[Dataset items]
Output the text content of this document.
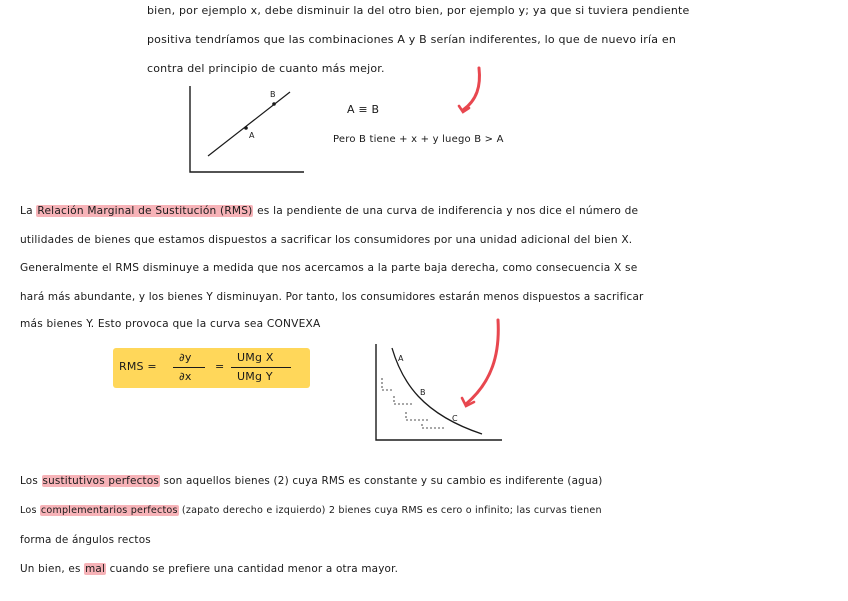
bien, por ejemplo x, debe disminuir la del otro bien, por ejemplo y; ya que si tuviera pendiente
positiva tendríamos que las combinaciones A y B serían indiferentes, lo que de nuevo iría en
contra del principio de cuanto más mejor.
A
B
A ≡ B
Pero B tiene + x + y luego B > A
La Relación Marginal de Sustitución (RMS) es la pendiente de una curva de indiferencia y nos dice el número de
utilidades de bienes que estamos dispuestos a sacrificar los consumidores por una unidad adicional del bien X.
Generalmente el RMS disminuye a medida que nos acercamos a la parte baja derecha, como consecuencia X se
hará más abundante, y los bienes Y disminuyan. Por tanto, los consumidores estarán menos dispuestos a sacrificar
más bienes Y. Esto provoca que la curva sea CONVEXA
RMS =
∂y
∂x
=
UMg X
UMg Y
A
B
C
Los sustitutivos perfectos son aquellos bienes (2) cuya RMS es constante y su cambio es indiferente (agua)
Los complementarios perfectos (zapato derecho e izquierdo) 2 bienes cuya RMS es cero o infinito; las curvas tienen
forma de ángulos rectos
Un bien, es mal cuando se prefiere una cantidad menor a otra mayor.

# WRITTEN PROBLEM
Do not include images; quote all of the entries above exactly.

# SOLUTION TO THIS PROBLEM
Output the text content of this document.
bien, por ejemplo x, debe disminuir la del otro bien, por ejemplo y; ya que si tuviera pendiente
positiva tendríamos que las combinaciones A y B serían indiferentes, lo que de nuevo iría en
contra del principio de cuanto más mejor.
A
B
A ≡ B
Pero B tiene + x + y luego B > A
La Relación Marginal de Sustitución (RMS) es la pendiente de una curva de indiferencia y nos dice el número de
utilidades de bienes que estamos dispuestos a sacrificar los consumidores por una unidad adicional del bien X.
Generalmente el RMS disminuye a medida que nos acercamos a la parte baja derecha, como consecuencia X se
hará más abundante, y los bienes Y disminuyan. Por tanto, los consumidores estarán menos dispuestos a sacrificar
más bienes Y. Esto provoca que la curva sea CONVEXA
RMS =
∂y
∂x
=
UMg X
UMg Y
A
B
C
Los sustitutivos perfectos son aquellos bienes (2) cuya RMS es constante y su cambio es indiferente (agua)
Los complementarios perfectos (zapato derecho e izquierdo) 2 bienes cuya RMS es cero o infinito; las curvas tienen
forma de ángulos rectos
Un bien, es mal cuando se prefiere una cantidad menor a otra mayor.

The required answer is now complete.